[Collection entries]
-- Start --

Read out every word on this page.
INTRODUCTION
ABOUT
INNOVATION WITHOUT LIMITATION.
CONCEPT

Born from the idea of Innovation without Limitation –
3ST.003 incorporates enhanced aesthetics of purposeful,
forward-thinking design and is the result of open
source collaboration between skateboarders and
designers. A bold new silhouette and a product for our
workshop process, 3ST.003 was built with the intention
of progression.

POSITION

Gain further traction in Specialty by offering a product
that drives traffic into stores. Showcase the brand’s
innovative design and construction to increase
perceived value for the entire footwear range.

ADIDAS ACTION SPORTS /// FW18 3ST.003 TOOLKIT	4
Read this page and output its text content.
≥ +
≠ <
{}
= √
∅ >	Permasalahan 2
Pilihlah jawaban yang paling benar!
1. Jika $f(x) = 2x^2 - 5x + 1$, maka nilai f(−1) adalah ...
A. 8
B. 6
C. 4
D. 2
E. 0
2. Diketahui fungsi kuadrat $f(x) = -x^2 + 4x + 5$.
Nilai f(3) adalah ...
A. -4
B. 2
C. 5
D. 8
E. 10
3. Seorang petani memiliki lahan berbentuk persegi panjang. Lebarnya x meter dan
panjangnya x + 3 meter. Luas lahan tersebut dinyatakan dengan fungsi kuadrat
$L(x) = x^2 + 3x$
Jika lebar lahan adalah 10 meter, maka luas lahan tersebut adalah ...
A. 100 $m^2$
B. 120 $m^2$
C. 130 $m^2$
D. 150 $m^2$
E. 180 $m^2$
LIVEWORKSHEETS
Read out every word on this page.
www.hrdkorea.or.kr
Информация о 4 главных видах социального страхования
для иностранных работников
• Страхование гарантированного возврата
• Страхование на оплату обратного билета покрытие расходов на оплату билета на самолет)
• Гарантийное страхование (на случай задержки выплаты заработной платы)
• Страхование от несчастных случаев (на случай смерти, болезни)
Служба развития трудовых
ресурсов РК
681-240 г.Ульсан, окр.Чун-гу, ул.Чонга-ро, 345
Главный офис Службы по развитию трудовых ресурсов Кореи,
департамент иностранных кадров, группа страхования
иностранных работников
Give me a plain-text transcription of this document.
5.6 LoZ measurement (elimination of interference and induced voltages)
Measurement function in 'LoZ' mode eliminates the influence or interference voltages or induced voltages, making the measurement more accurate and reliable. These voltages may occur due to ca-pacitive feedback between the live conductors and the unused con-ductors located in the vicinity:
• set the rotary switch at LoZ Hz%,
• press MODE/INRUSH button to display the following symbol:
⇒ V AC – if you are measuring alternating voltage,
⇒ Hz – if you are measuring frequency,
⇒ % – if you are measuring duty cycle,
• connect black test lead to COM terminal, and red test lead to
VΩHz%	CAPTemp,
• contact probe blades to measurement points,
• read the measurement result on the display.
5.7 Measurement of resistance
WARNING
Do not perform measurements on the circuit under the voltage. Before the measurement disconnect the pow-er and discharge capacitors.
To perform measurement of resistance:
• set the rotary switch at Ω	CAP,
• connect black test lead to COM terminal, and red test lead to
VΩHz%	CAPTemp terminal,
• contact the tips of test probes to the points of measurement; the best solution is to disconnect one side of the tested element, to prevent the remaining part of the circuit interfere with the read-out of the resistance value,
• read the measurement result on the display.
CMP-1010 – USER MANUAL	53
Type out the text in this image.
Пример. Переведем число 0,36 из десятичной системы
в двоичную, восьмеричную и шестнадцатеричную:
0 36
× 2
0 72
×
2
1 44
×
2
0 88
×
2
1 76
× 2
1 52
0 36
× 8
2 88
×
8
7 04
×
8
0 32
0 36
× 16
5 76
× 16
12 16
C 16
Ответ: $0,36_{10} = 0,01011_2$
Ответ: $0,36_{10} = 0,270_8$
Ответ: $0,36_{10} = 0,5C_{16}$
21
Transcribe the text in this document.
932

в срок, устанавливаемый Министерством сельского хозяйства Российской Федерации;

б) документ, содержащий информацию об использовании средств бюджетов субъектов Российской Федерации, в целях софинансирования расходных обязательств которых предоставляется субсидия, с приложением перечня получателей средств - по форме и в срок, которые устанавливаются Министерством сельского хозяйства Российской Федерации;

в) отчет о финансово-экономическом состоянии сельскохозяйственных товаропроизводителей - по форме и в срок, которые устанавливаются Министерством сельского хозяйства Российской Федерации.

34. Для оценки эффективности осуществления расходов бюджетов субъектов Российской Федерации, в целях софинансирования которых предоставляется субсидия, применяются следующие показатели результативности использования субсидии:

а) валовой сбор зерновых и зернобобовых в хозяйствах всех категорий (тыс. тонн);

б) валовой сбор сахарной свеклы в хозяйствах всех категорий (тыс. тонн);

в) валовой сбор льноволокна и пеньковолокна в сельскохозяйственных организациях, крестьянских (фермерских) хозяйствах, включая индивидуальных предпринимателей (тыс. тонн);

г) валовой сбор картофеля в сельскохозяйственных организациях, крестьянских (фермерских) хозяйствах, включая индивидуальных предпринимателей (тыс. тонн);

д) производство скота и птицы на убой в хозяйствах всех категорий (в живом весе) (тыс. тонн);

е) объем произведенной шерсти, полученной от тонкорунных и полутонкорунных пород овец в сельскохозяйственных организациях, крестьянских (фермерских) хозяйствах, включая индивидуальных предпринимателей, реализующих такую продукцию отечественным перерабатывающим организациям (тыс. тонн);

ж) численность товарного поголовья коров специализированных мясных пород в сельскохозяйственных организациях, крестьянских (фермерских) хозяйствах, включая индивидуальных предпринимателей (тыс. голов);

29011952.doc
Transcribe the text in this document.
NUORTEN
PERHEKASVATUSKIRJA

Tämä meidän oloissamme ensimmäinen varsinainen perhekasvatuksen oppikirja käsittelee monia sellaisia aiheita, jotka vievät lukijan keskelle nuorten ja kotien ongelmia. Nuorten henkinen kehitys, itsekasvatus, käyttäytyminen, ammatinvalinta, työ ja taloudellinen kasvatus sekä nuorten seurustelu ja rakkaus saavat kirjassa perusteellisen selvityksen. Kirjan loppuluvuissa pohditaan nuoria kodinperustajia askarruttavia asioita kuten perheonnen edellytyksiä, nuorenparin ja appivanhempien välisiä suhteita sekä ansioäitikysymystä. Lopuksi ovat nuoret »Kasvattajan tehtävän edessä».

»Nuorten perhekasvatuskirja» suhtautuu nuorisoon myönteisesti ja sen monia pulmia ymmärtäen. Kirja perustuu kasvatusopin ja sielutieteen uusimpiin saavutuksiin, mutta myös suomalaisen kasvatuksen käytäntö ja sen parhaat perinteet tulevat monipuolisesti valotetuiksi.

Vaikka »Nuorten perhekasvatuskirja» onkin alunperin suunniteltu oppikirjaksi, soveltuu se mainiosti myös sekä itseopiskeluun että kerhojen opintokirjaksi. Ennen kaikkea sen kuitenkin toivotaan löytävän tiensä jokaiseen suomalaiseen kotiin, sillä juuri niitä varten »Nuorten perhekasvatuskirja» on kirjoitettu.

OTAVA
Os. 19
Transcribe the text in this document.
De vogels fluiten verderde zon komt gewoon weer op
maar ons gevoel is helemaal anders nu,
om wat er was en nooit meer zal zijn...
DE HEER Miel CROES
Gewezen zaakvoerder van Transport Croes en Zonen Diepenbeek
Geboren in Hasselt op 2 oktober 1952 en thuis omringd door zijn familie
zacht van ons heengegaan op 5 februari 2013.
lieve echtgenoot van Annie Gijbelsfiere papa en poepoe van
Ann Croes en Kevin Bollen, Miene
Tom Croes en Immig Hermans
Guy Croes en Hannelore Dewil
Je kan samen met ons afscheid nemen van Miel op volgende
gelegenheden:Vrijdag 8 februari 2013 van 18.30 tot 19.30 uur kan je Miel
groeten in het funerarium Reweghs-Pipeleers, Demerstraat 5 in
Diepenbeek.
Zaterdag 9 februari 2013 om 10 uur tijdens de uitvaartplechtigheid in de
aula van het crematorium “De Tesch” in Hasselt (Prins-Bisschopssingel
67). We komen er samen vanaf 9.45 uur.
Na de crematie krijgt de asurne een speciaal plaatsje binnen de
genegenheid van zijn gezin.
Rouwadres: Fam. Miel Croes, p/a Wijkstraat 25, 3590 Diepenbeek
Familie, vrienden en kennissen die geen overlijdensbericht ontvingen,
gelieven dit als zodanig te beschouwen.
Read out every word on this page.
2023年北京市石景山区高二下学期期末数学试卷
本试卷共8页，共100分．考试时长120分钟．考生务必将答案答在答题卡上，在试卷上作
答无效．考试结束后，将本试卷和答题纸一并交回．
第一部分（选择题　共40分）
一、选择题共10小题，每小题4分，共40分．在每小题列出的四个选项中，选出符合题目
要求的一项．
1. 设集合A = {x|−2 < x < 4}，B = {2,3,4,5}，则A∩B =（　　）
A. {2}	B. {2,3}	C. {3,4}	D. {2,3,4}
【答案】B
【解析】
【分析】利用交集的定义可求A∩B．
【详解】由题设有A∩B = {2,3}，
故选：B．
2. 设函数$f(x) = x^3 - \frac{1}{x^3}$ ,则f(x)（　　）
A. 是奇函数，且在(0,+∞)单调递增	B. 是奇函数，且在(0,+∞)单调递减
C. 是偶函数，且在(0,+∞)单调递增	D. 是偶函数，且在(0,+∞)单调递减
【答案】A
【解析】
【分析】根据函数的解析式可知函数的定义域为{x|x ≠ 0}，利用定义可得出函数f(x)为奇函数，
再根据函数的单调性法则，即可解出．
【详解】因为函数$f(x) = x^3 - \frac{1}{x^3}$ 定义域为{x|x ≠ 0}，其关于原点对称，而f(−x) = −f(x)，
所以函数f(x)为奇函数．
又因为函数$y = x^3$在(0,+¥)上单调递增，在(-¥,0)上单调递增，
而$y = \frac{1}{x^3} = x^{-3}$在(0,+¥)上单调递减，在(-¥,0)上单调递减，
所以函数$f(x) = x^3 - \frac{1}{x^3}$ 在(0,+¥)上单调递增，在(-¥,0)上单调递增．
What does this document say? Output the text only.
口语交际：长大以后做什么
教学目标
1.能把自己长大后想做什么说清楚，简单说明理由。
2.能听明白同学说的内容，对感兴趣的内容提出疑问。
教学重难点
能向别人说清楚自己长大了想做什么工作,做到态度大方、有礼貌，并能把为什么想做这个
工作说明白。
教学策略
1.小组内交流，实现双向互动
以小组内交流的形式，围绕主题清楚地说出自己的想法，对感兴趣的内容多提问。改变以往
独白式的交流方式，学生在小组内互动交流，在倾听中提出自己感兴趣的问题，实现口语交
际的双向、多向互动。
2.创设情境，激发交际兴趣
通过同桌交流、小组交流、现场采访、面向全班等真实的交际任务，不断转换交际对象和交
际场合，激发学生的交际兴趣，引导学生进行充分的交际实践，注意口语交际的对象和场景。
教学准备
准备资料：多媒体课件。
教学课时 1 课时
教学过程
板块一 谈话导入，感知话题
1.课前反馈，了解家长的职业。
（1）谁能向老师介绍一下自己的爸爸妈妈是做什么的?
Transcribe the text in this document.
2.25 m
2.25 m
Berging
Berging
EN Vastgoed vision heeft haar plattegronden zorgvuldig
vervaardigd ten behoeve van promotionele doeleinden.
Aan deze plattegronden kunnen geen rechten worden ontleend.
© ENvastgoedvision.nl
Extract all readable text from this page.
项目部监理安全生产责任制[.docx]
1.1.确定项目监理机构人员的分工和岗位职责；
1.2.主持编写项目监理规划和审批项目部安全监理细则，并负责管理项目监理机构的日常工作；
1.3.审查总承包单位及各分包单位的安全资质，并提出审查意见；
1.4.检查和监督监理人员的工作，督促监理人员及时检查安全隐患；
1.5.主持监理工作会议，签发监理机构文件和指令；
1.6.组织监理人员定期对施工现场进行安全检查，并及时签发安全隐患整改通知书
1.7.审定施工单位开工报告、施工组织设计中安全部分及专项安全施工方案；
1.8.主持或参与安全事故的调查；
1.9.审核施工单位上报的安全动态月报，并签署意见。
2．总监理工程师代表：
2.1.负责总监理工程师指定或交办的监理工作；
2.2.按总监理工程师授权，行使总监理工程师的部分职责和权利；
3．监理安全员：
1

-- End --

» **CHALLENGE**: Pull every line containing "contact" from the material above.

» **ANSWER TO THE TASK**:
• contact probe blades to measurement points,
• contact the tips of test probes to the points of measurement; the best solution is to disconnect one side of the tested element, to prevent the remaining part of the circuit interfere with the read-out of the resistance value,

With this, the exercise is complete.